== Short exercise ==
Write out each line exactly as it stands, please.

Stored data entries
************

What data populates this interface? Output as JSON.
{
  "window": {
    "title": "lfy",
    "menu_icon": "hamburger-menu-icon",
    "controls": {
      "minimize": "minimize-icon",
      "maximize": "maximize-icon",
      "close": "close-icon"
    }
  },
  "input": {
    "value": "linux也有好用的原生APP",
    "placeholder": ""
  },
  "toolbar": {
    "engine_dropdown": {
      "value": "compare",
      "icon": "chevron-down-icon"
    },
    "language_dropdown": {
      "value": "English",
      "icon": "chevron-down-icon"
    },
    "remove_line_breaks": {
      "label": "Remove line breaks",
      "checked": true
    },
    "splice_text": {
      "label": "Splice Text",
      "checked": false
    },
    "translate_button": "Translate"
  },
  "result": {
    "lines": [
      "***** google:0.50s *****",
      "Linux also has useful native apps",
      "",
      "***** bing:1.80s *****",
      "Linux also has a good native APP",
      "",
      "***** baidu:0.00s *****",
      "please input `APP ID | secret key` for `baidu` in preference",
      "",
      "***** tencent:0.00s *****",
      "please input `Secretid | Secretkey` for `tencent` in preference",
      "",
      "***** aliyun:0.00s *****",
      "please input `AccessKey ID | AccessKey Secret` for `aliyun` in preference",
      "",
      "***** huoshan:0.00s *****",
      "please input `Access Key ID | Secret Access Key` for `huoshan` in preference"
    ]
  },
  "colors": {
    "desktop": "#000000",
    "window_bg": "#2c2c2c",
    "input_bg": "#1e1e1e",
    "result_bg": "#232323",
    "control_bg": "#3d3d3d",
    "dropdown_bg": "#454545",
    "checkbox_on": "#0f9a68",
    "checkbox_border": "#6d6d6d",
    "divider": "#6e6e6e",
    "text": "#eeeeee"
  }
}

************

== Answer to this task ==
What data populates this interface? Output as JSON.
{
  "window": {
    "title": "lfy",
    "menu_icon": "hamburger-menu-icon",
    "controls": {
      "minimize": "minimize-icon",
      "maximize": "maximize-icon",
      "close": "close-icon"
    }
  },
  "input": {
    "value": "linux也有好用的原生APP",
    "placeholder": ""
  },
  "toolbar": {
    "engine_dropdown": {
      "value": "compare",
      "icon": "chevron-down-icon"
    },
    "language_dropdown": {
      "value": "English",
      "icon": "chevron-down-icon"
    },
    "remove_line_breaks": {
      "label": "Remove line breaks",
      "checked": true
    },
    "splice_text": {
      "label": "Splice Text",
      "checked": false
    },
    "translate_button": "Translate"
  },
  "result": {
    "lines": [
      "***** google:0.50s *****",
      "Linux also has useful native apps",
      "",
      "***** bing:1.80s *****",
      "Linux also has a good native APP",
      "",
      "***** baidu:0.00s *****",
      "please input `APP ID | secret key` for `baidu` in preference",
      "",
      "***** tencent:0.00s *****",
      "please input `Secretid | Secretkey` for `tencent` in preference",
      "",
      "***** aliyun:0.00s *****",
      "please input `AccessKey ID | AccessKey Secret` for `aliyun` in preference",
      "",
      "***** huoshan:0.00s *****",
      "please input `Access Key ID | Secret Access Key` for `huoshan` in preference"
    ]
  },
  "colors": {
    "desktop": "#000000",
    "window_bg": "#2c2c2c",
    "input_bg": "#1e1e1e",
    "result_bg": "#232323",
    "control_bg": "#3d3d3d",
    "dropdown_bg": "#454545",
    "checkbox_on": "#0f9a68",
    "checkbox_border": "#6d6d6d",
    "divider": "#6e6e6e",
    "text": "#eeeeee"
  }
}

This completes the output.